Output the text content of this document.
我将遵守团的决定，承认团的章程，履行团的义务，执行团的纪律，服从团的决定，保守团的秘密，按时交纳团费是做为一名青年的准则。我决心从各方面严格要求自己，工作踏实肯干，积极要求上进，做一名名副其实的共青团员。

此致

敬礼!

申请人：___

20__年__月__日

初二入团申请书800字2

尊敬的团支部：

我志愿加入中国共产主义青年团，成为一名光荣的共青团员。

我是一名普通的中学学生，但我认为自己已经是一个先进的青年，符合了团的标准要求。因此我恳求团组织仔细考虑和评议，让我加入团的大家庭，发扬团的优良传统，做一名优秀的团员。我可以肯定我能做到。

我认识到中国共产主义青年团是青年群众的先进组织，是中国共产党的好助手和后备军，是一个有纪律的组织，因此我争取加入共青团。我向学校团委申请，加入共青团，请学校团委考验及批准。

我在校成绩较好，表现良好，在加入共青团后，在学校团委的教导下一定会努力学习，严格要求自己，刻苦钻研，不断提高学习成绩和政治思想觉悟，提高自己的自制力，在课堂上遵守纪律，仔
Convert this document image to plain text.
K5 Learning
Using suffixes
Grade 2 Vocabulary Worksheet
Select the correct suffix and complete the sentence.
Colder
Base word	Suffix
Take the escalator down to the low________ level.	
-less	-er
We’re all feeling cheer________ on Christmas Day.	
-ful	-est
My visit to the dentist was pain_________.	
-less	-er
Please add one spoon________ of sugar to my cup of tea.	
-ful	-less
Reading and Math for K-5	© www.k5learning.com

## [YOUR INSTRUCTIONS]
Your task is to retype all of the records exactly.

## [TASK RESPONSE]
Output the text content of this document.
我将遵守团的决定，承认团的章程，履行团的义务，执行团的纪律，服从团的决定，保守团的秘密，按时交纳团费是做为一名青年的准则。我决心从各方面严格要求自己，工作踏实肯干，积极要求上进，做一名名副其实的共青团员。

此致

敬礼!

申请人：___

20__年__月__日

初二入团申请书800字2

尊敬的团支部：

我志愿加入中国共产主义青年团，成为一名光荣的共青团员。

我是一名普通的中学学生，但我认为自己已经是一个先进的青年，符合了团的标准要求。因此我恳求团组织仔细考虑和评议，让我加入团的大家庭，发扬团的优良传统，做一名优秀的团员。我可以肯定我能做到。

我认识到中国共产主义青年团是青年群众的先进组织，是中国共产党的好助手和后备军，是一个有纪律的组织，因此我争取加入共青团。我向学校团委申请，加入共青团，请学校团委考验及批准。

我在校成绩较好，表现良好，在加入共青团后，在学校团委的教导下一定会努力学习，严格要求自己，刻苦钻研，不断提高学习成绩和政治思想觉悟，提高自己的自制力，在课堂上遵守纪律，仔
Convert this document image to plain text.
K5 Learning
Using suffixes
Grade 2 Vocabulary Worksheet
Select the correct suffix and complete the sentence.
Colder
Base word	Suffix
Take the escalator down to the low________ level.	
-less	-er
We’re all feeling cheer________ on Christmas Day.	
-ful	-est
My visit to the dentist was pain_________.	
-less	-er
Please add one spoon________ of sugar to my cup of tea.	
-ful	-less
Reading and Math for K-5	© www.k5learning.com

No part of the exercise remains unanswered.